Stated goal: The material below should be written out in full and exactly; pictures stay out of the copy.

Listed entries:

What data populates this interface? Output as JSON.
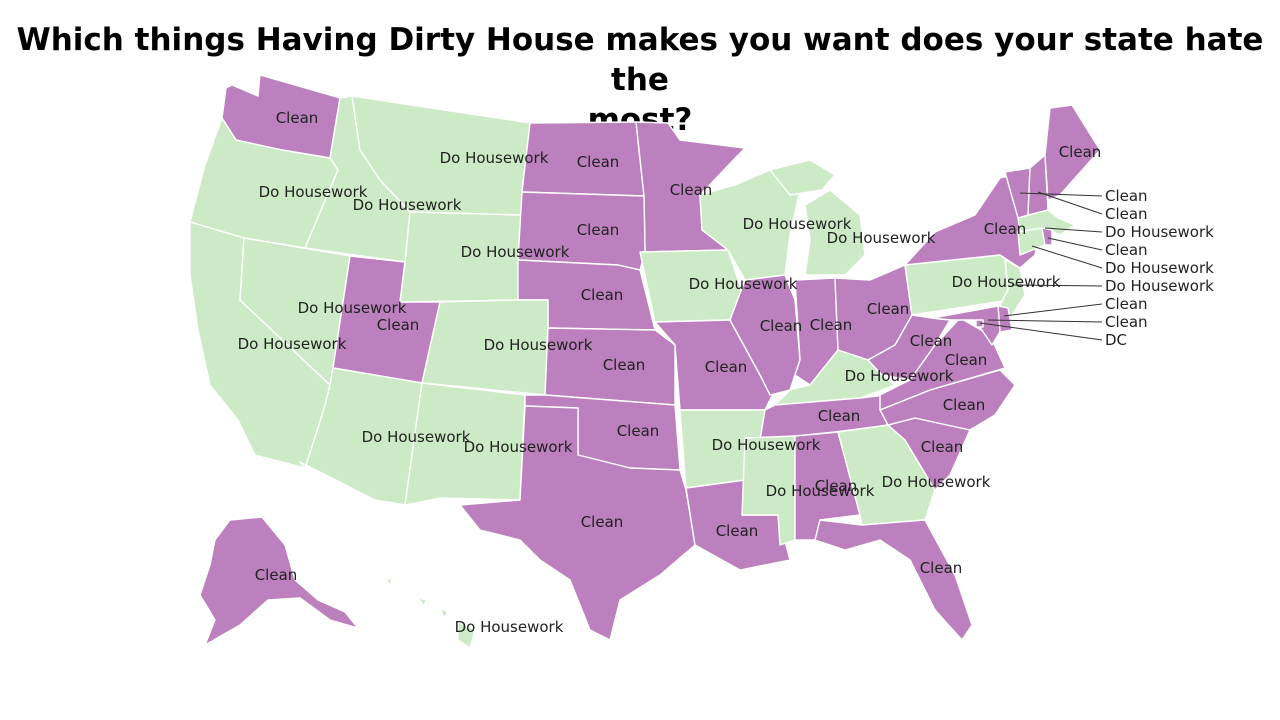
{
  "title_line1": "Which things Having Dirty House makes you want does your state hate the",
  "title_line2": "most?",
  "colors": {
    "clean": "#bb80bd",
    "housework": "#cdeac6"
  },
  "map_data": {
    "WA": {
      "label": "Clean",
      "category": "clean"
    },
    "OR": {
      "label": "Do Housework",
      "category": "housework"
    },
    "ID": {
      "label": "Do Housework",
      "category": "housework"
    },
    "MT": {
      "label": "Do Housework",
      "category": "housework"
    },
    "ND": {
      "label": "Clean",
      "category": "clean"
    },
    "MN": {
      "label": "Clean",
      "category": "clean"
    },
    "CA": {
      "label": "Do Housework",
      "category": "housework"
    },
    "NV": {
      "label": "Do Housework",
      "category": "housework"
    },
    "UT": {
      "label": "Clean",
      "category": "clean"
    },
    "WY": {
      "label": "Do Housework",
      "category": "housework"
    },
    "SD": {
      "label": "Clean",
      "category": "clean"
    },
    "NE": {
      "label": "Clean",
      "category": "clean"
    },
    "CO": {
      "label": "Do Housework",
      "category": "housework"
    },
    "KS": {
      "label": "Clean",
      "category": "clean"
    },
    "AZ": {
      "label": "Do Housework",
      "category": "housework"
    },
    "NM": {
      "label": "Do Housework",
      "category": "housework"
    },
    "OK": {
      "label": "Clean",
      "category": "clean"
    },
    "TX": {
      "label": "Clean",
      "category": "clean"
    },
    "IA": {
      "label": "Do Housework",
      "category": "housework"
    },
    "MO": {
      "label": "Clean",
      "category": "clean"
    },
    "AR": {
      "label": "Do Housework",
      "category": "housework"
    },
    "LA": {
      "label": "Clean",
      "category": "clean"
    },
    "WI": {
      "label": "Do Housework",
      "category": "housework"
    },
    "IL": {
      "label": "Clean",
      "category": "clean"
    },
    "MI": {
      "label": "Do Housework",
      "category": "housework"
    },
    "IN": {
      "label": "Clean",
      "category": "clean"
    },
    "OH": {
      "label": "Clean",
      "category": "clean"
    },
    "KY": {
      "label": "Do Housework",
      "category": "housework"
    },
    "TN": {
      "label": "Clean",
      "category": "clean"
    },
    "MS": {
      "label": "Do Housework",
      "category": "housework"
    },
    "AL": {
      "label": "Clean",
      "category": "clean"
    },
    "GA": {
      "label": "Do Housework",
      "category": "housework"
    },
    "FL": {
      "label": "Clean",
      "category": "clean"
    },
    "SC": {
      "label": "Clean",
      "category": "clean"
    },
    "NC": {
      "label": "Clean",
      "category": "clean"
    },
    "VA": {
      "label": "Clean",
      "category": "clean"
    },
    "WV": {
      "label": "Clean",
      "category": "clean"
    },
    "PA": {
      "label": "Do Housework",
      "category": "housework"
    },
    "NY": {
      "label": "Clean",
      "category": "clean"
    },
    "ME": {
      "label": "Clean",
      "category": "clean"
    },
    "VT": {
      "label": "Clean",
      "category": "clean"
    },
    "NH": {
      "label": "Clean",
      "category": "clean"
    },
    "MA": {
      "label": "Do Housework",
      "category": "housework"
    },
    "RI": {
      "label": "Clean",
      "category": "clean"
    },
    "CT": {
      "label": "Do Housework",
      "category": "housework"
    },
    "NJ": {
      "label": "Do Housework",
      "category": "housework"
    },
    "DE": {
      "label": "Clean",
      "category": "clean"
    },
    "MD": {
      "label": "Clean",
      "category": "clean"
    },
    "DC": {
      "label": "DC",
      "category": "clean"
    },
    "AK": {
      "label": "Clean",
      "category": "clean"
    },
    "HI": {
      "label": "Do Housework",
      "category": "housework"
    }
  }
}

Written reply:
What data populates this interface? Output as JSON.
{
  "title_line1": "Which things Having Dirty House makes you want does your state hate the",
  "title_line2": "most?",
  "colors": {
    "clean": "#bb80bd",
    "housework": "#cdeac6"
  },
  "map_data": {
    "WA": {
      "label": "Clean",
      "category": "clean"
    },
    "OR": {
      "label": "Do Housework",
      "category": "housework"
    },
    "ID": {
      "label": "Do Housework",
      "category": "housework"
    },
    "MT": {
      "label": "Do Housework",
      "category": "housework"
    },
    "ND": {
      "label": "Clean",
      "category": "clean"
    },
    "MN": {
      "label": "Clean",
      "category": "clean"
    },
    "CA": {
      "label": "Do Housework",
      "category": "housework"
    },
    "NV": {
      "label": "Do Housework",
      "category": "housework"
    },
    "UT": {
      "label": "Clean",
      "category": "clean"
    },
    "WY": {
      "label": "Do Housework",
      "category": "housework"
    },
    "SD": {
      "label": "Clean",
      "category": "clean"
    },
    "NE": {
      "label": "Clean",
      "category": "clean"
    },
    "CO": {
      "label": "Do Housework",
      "category": "housework"
    },
    "KS": {
      "label": "Clean",
      "category": "clean"
    },
    "AZ": {
      "label": "Do Housework",
      "category": "housework"
    },
    "NM": {
      "label": "Do Housework",
      "category": "housework"
    },
    "OK": {
      "label": "Clean",
      "category": "clean"
    },
    "TX": {
      "label": "Clean",
      "category": "clean"
    },
    "IA": {
      "label": "Do Housework",
      "category": "housework"
    },
    "MO": {
      "label": "Clean",
      "category": "clean"
    },
    "AR": {
      "label": "Do Housework",
      "category": "housework"
    },
    "LA": {
      "label": "Clean",
      "category": "clean"
    },
    "WI": {
      "label": "Do Housework",
      "category": "housework"
    },
    "IL": {
      "label": "Clean",
      "category": "clean"
    },
    "MI": {
      "label": "Do Housework",
      "category": "housework"
    },
    "IN": {
      "label": "Clean",
      "category": "clean"
    },
    "OH": {
      "label": "Clean",
      "category": "clean"
    },
    "KY": {
      "label": "Do Housework",
      "category": "housework"
    },
    "TN": {
      "label": "Clean",
      "category": "clean"
    },
    "MS": {
      "label": "Do Housework",
      "category": "housework"
    },
    "AL": {
      "label": "Clean",
      "category": "clean"
    },
    "GA": {
      "label": "Do Housework",
      "category": "housework"
    },
    "FL": {
      "label": "Clean",
      "category": "clean"
    },
    "SC": {
      "label": "Clean",
      "category": "clean"
    },
    "NC": {
      "label": "Clean",
      "category": "clean"
    },
    "VA": {
      "label": "Clean",
      "category": "clean"
    },
    "WV": {
      "label": "Clean",
      "category": "clean"
    },
    "PA": {
      "label": "Do Housework",
      "category": "housework"
    },
    "NY": {
      "label": "Clean",
      "category": "clean"
    },
    "ME": {
      "label": "Clean",
      "category": "clean"
    },
    "VT": {
      "label": "Clean",
      "category": "clean"
    },
    "NH": {
      "label": "Clean",
      "category": "clean"
    },
    "MA": {
      "label": "Do Housework",
      "category": "housework"
    },
    "RI": {
      "label": "Clean",
      "category": "clean"
    },
    "CT": {
      "label": "Do Housework",
      "category": "housework"
    },
    "NJ": {
      "label": "Do Housework",
      "category": "housework"
    },
    "DE": {
      "label": "Clean",
      "category": "clean"
    },
    "MD": {
      "label": "Clean",
      "category": "clean"
    },
    "DC": {
      "label": "DC",
      "category": "clean"
    },
    "AK": {
      "label": "Clean",
      "category": "clean"
    },
    "HI": {
      "label": "Do Housework",
      "category": "housework"
    }
  }
}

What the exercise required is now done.